- _Listed entries_:
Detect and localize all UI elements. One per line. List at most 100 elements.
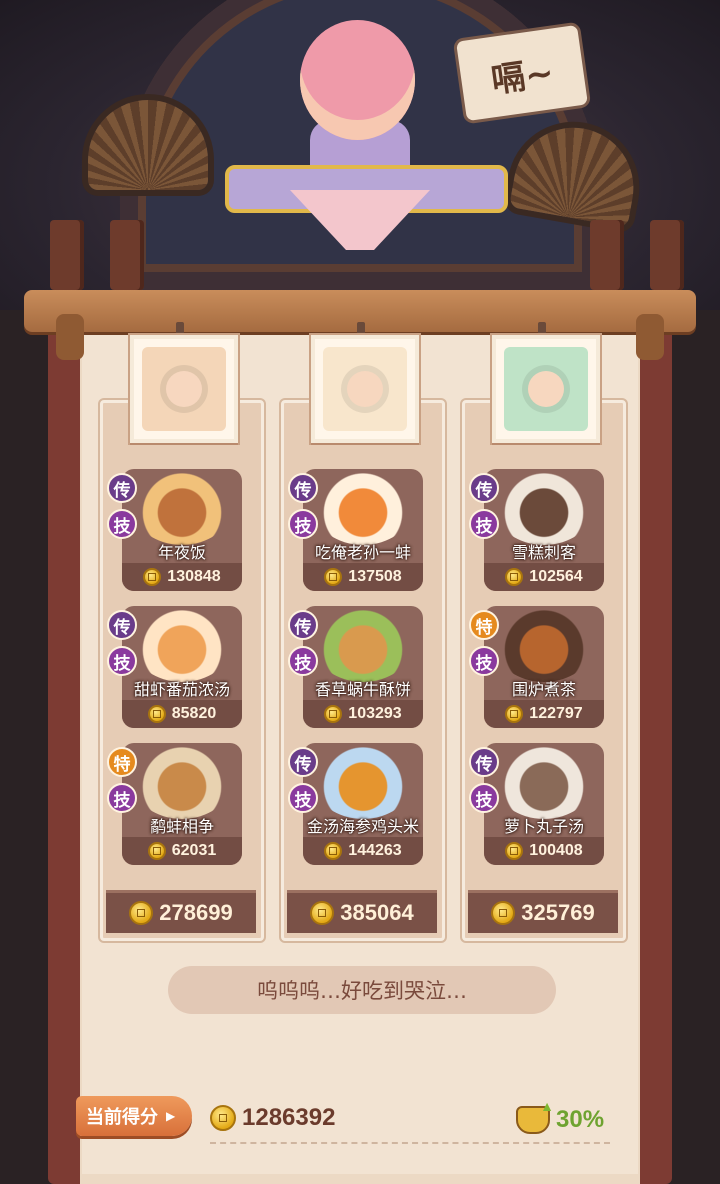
dish-price: 103293: [303, 700, 423, 728]
coin-icon: [147, 842, 166, 860]
speech-bubble: 嗝~: [452, 21, 592, 125]
coin-icon: [491, 901, 516, 925]
rod-knob-left: [56, 314, 84, 360]
dish-price: 144263: [303, 837, 423, 865]
price-value: 103293: [348, 705, 402, 722]
judge-face: [323, 347, 407, 431]
dish-name: 鹬蚌相争: [149, 819, 214, 836]
dish-image: [134, 747, 230, 819]
skill-badge: 技: [469, 646, 499, 676]
coin-icon: [505, 568, 524, 586]
column-total-1: 278699: [106, 890, 256, 933]
dish-card[interactable]: 香草蜗牛酥饼 103293: [303, 606, 423, 728]
score-value: 1286392: [242, 1104, 336, 1131]
score-display: 1286392: [210, 1104, 335, 1132]
dish-price: 122797: [484, 700, 604, 728]
dish-image: [496, 473, 592, 545]
rarity-badge: 传: [107, 610, 137, 640]
dish-price: 62031: [122, 837, 242, 865]
dish-name: 萝卜丸子汤: [503, 819, 584, 836]
rarity-badge: 传: [107, 473, 137, 503]
dish-price: 100408: [484, 837, 604, 865]
skill-badge: 技: [107, 509, 137, 539]
dish-price: 137508: [303, 563, 423, 591]
judge-portrait-2[interactable]: [311, 335, 419, 443]
dish-name: 吃俺老孙一蚌: [314, 545, 411, 562]
coin-icon: [505, 705, 524, 723]
dish-card[interactable]: 萝卜丸子汤 100408: [484, 743, 604, 865]
coin-icon: [147, 705, 166, 723]
dish-name: 甜虾番茄浓汤: [133, 682, 230, 699]
total-value: 325769: [521, 900, 595, 925]
price-value: 100408: [529, 842, 583, 859]
coin-icon: [129, 901, 154, 925]
skill-badge: 技: [469, 783, 499, 813]
dish-card[interactable]: 雪糕刺客 102564: [484, 469, 604, 591]
rarity-badge: 特: [469, 610, 499, 640]
rod-knob-right: [636, 314, 664, 360]
dish-price: 130848: [122, 563, 242, 591]
comment-text: 呜呜呜…好吃到哭泣…: [257, 979, 467, 1003]
bonus-display: 30%: [516, 1098, 605, 1134]
dish-name: 年夜饭: [157, 545, 206, 562]
coin-icon: [310, 901, 335, 925]
dish-card[interactable]: 鹬蚌相争 62031: [122, 743, 242, 865]
dish-card[interactable]: 吃俺老孙一蚌 137508: [303, 469, 423, 591]
dish-card[interactable]: 金汤海参鸡头米 144263: [303, 743, 423, 865]
dish-image: [496, 610, 592, 682]
price-value: 144263: [348, 842, 402, 859]
price-value: 102564: [529, 568, 583, 585]
coin-bag-boost-icon: [516, 1098, 554, 1134]
dish-price: 85820: [122, 700, 242, 728]
score-label-tag: 当前得分 ▶: [76, 1096, 192, 1136]
coin-icon: [324, 568, 343, 586]
price-value: 130848: [167, 568, 221, 585]
play-arrow-icon: ▶: [166, 1109, 176, 1123]
price-value: 137508: [348, 568, 402, 585]
total-value: 385064: [340, 900, 414, 925]
speech-text: 嗝~: [488, 52, 557, 101]
bonus-percent: 30%: [556, 1106, 605, 1133]
coin-icon: [143, 568, 162, 586]
column-total-2: 385064: [287, 890, 437, 933]
skill-badge: 技: [288, 646, 318, 676]
divider: [210, 1142, 610, 1146]
dish-name: 金汤海参鸡头米: [306, 819, 419, 836]
dish-name: 香草蜗牛酥饼: [314, 682, 411, 699]
judge-face: [142, 347, 226, 431]
dish-image: [496, 747, 592, 819]
score-label: 当前得分: [86, 1107, 158, 1128]
total-value: 278699: [159, 900, 233, 925]
judge-portrait-1[interactable]: [130, 335, 238, 443]
judge-face: [504, 347, 588, 431]
dish-card[interactable]: 年夜饭 130848: [122, 469, 242, 591]
column-total-3: 325769: [468, 890, 618, 933]
judge-portrait-3[interactable]: [492, 335, 600, 443]
character-avatar[interactable]: [300, 20, 415, 140]
rarity-badge: 传: [469, 473, 499, 503]
price-value: 62031: [171, 842, 217, 859]
dish-price: 102564: [484, 563, 604, 591]
rarity-badge: 传: [288, 610, 318, 640]
dish-card[interactable]: 甜虾番茄浓汤 85820: [122, 606, 242, 728]
dish-image: [134, 473, 230, 545]
coin-icon: [324, 705, 343, 723]
judge-comment: 呜呜呜…好吃到哭泣…: [168, 966, 556, 1014]
rarity-badge: 传: [288, 747, 318, 777]
game-scene: 嗝~ 年夜饭 130848 传技甜虾番茄浓汤 85820 传技鹬蚌相争 62031 特技吃俺…: [0, 0, 720, 1184]
rarity-badge: 传: [288, 473, 318, 503]
coin-icon: [505, 842, 524, 860]
skill-badge: 技: [107, 783, 137, 813]
dish-image: [134, 610, 230, 682]
dish-card[interactable]: 围炉煮茶 122797: [484, 606, 604, 728]
dish-name: 雪糕刺客: [511, 545, 576, 562]
rarity-badge: 传: [469, 747, 499, 777]
skill-badge: 技: [288, 509, 318, 539]
dish-image: [315, 610, 411, 682]
coin-icon: [210, 1105, 236, 1131]
coin-icon: [324, 842, 343, 860]
price-value: 122797: [529, 705, 583, 722]
dish-name: 围炉煮茶: [511, 682, 576, 699]
dish-image: [315, 747, 411, 819]
rarity-badge: 特: [107, 747, 137, 777]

- _Stated goal_:
Rewrite the data above, replacing every "dish-price" with "dish-cost" and keeping everything else unchanged. Leave out the pictures.

- _Answer to the exercise_:
Detect and localize all UI elements. One per line. List at most 100 elements.
dish-cost: 103293: [303, 700, 423, 728]
coin-icon: [147, 842, 166, 860]
speech-bubble: 嗝~: [452, 21, 592, 125]
coin-icon: [491, 901, 516, 925]
rod-knob-left: [56, 314, 84, 360]
dish-cost: 144263: [303, 837, 423, 865]
price-value: 103293: [348, 705, 402, 722]
judge-face: [323, 347, 407, 431]
dish-name: 鹬蚌相争: [149, 819, 214, 836]
dish-image: [134, 747, 230, 819]
skill-badge: 技: [469, 646, 499, 676]
coin-icon: [505, 568, 524, 586]
column-total-1: 278699: [106, 890, 256, 933]
dish-card[interactable]: 香草蜗牛酥饼 103293: [303, 606, 423, 728]
score-value: 1286392: [242, 1104, 336, 1131]
score-display: 1286392: [210, 1104, 335, 1132]
dish-cost: 122797: [484, 700, 604, 728]
dish-image: [496, 473, 592, 545]
rarity-badge: 传: [107, 610, 137, 640]
dish-cost: 62031: [122, 837, 242, 865]
dish-name: 萝卜丸子汤: [503, 819, 584, 836]
rarity-badge: 传: [107, 473, 137, 503]
dish-cost: 100408: [484, 837, 604, 865]
skill-badge: 技: [107, 509, 137, 539]
dish-cost: 137508: [303, 563, 423, 591]
judge-portrait-2[interactable]: [311, 335, 419, 443]
dish-name: 吃俺老孙一蚌: [314, 545, 411, 562]
coin-icon: [505, 705, 524, 723]
dish-card[interactable]: 萝卜丸子汤 100408: [484, 743, 604, 865]
coin-icon: [147, 705, 166, 723]
dish-name: 甜虾番茄浓汤: [133, 682, 230, 699]
total-value: 325769: [521, 900, 595, 925]
price-value: 100408: [529, 842, 583, 859]
coin-icon: [129, 901, 154, 925]
skill-badge: 技: [469, 783, 499, 813]
dish-card[interactable]: 雪糕刺客 102564: [484, 469, 604, 591]
rarity-badge: 特: [469, 610, 499, 640]
rod-knob-right: [636, 314, 664, 360]
dish-cost: 130848: [122, 563, 242, 591]
comment-text: 呜呜呜…好吃到哭泣…: [257, 979, 467, 1003]
bonus-display: 30%: [516, 1098, 605, 1134]
dish-name: 年夜饭: [157, 545, 206, 562]
coin-icon: [310, 901, 335, 925]
dish-card[interactable]: 鹬蚌相争 62031: [122, 743, 242, 865]
dish-card[interactable]: 吃俺老孙一蚌 137508: [303, 469, 423, 591]
dish-card[interactable]: 金汤海参鸡头米 144263: [303, 743, 423, 865]
dish-image: [496, 610, 592, 682]
price-value: 144263: [348, 842, 402, 859]
price-value: 102564: [529, 568, 583, 585]
coin-bag-boost-icon: [516, 1098, 554, 1134]
dish-cost: 85820: [122, 700, 242, 728]
score-label-tag: 当前得分 ▶: [76, 1096, 192, 1136]
coin-icon: [324, 568, 343, 586]
price-value: 130848: [167, 568, 221, 585]
play-arrow-icon: ▶: [166, 1109, 176, 1123]
price-value: 137508: [348, 568, 402, 585]
total-value: 385064: [340, 900, 414, 925]
speech-text: 嗝~: [488, 52, 557, 101]
bonus-percent: 30%: [556, 1106, 605, 1133]
coin-icon: [143, 568, 162, 586]
column-total-2: 385064: [287, 890, 437, 933]
skill-badge: 技: [288, 646, 318, 676]
divider: [210, 1142, 610, 1146]
dish-name: 金汤海参鸡头米: [306, 819, 419, 836]
dish-name: 香草蜗牛酥饼: [314, 682, 411, 699]
judge-face: [142, 347, 226, 431]
dish-image: [496, 747, 592, 819]
score-label: 当前得分: [86, 1107, 158, 1128]
total-value: 278699: [159, 900, 233, 925]
judge-portrait-1[interactable]: [130, 335, 238, 443]
judge-face: [504, 347, 588, 431]
dish-card[interactable]: 年夜饭 130848: [122, 469, 242, 591]
column-total-3: 325769: [468, 890, 618, 933]
judge-portrait-3[interactable]: [492, 335, 600, 443]
character-avatar[interactable]: [300, 20, 415, 140]
rarity-badge: 传: [469, 473, 499, 503]
price-value: 62031: [171, 842, 217, 859]
dish-cost: 102564: [484, 563, 604, 591]
rarity-badge: 传: [288, 610, 318, 640]
dish-card[interactable]: 甜虾番茄浓汤 85820: [122, 606, 242, 728]
dish-image: [134, 473, 230, 545]
coin-icon: [324, 705, 343, 723]
judge-comment: 呜呜呜…好吃到哭泣…: [168, 966, 556, 1014]
rarity-badge: 传: [288, 747, 318, 777]
game-scene: 嗝~ 年夜饭 130848 传技甜虾番茄浓汤 85820 传技鹬蚌相争 62031 特技吃俺…: [0, 0, 720, 1184]
rarity-badge: 传: [288, 473, 318, 503]
coin-icon: [505, 842, 524, 860]
skill-badge: 技: [107, 783, 137, 813]
dish-image: [134, 610, 230, 682]
dish-card[interactable]: 围炉煮茶 122797: [484, 606, 604, 728]
dish-name: 雪糕刺客: [511, 545, 576, 562]
rarity-badge: 传: [469, 747, 499, 777]
skill-badge: 技: [288, 509, 318, 539]
dish-image: [315, 610, 411, 682]
coin-icon: [210, 1105, 236, 1131]
coin-icon: [324, 842, 343, 860]
price-value: 122797: [529, 705, 583, 722]
dish-name: 围炉煮茶: [511, 682, 576, 699]
dish-image: [315, 747, 411, 819]
rarity-badge: 特: [107, 747, 137, 777]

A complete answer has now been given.